>>

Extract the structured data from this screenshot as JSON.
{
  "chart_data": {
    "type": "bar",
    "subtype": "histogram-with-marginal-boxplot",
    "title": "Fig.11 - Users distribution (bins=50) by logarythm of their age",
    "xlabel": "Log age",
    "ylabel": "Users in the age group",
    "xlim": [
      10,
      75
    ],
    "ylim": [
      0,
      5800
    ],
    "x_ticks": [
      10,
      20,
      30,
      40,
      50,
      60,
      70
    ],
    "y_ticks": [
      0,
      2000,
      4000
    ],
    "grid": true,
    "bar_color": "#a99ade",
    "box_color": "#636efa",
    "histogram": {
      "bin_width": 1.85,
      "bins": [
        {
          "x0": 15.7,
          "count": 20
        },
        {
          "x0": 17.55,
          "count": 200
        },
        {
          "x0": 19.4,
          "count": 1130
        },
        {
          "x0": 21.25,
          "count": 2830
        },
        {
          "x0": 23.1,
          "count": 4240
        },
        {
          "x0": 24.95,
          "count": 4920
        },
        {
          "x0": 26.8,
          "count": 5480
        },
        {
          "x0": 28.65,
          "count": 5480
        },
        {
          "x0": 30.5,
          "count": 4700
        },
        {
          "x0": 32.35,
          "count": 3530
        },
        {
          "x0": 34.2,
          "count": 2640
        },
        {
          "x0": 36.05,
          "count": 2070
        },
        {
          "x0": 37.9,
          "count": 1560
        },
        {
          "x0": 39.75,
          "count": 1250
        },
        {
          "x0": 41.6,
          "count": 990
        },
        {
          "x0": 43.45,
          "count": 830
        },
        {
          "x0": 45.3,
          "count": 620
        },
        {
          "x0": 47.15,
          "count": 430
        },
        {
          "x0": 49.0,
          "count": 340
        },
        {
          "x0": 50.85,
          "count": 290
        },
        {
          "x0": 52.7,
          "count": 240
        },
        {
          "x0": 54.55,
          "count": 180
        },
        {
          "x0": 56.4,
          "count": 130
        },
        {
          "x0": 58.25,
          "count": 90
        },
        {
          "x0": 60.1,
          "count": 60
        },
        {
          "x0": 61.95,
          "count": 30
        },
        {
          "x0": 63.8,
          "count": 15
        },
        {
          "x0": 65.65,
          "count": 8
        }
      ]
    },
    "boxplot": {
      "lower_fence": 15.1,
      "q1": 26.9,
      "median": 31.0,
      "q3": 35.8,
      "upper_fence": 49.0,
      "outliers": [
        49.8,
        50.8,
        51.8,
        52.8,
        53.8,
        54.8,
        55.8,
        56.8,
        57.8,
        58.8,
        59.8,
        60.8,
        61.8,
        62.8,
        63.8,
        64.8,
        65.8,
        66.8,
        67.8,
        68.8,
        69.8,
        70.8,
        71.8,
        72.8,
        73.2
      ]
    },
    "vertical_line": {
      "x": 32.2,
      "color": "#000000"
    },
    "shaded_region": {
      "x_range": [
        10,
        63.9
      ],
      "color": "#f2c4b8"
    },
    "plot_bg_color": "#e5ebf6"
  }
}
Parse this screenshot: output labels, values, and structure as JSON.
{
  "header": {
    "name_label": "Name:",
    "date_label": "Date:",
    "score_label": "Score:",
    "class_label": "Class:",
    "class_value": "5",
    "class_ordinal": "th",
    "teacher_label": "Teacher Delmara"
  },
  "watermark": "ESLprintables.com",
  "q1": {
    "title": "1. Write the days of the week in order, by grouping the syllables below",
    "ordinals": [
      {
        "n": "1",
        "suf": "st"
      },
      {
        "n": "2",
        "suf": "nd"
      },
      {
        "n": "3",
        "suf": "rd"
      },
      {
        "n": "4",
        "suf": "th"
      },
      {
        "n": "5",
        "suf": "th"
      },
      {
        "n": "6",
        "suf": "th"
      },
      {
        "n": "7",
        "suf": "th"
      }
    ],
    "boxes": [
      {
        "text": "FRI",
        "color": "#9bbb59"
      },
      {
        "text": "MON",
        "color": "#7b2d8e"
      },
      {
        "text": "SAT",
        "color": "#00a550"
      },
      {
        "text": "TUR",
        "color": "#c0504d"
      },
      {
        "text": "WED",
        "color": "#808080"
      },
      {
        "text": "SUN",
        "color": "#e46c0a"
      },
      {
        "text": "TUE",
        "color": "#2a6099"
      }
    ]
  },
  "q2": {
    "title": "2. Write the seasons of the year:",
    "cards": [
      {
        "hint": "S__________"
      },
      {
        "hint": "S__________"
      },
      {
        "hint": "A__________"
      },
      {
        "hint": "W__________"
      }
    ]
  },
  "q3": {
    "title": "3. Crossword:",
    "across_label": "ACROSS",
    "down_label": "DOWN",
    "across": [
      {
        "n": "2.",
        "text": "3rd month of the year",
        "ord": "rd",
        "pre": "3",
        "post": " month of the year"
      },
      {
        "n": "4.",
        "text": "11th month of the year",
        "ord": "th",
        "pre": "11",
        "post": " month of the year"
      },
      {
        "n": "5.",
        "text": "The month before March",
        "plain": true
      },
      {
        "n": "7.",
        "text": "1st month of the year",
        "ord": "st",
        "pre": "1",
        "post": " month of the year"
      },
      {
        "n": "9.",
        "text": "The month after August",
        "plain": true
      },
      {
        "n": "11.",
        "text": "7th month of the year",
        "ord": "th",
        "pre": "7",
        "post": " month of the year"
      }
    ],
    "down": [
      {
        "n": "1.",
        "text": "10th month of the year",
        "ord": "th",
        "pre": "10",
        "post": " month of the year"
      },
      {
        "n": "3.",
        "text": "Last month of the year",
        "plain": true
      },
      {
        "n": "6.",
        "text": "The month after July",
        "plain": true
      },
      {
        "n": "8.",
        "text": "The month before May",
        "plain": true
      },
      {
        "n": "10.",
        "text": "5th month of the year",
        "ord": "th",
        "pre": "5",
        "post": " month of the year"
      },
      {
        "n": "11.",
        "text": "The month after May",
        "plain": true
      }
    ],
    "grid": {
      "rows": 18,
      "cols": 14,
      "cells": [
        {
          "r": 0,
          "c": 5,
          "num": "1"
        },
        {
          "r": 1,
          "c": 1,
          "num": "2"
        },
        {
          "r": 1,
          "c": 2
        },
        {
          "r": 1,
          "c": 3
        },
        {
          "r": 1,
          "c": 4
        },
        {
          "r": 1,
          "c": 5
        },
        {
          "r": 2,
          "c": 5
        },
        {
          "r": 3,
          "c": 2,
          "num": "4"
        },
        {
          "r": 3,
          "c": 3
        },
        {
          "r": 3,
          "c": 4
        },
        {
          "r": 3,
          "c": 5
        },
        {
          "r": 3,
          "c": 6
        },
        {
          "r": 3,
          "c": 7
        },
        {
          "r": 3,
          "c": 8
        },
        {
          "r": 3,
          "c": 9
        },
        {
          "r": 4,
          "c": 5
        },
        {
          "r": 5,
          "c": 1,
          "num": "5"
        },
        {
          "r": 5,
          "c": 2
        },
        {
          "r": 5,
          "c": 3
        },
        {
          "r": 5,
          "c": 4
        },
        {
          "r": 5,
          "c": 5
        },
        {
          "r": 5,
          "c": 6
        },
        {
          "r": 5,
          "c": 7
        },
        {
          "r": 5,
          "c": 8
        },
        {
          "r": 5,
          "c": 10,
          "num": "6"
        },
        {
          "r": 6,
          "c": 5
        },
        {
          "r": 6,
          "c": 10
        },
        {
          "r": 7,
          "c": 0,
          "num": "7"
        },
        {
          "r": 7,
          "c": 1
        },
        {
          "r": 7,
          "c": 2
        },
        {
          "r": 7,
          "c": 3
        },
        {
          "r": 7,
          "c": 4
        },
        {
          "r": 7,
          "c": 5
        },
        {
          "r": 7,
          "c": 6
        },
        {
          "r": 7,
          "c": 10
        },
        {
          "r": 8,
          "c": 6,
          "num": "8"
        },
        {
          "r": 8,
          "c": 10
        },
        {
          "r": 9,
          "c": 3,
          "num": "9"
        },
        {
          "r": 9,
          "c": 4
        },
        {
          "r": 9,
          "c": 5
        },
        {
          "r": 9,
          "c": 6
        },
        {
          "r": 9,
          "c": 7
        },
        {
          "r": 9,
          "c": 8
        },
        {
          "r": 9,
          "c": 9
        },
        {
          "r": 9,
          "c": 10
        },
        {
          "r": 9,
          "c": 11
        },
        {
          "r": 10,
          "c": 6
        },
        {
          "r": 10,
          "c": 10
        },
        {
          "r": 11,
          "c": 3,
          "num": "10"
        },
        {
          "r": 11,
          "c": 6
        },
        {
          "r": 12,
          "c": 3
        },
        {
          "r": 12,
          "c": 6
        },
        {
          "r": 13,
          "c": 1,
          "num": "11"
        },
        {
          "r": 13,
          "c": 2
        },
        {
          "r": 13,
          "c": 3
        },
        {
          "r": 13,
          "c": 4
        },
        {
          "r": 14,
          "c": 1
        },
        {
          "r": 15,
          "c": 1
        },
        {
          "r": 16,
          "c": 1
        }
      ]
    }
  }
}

<<

> **Written exercise**: Gather all lines from the listing above in which "Write" occurs.

> **The result**:
    "title": "1. Write the days of the week in order, by grouping the syllables below",
    "title": "2. Write the seasons of the year:",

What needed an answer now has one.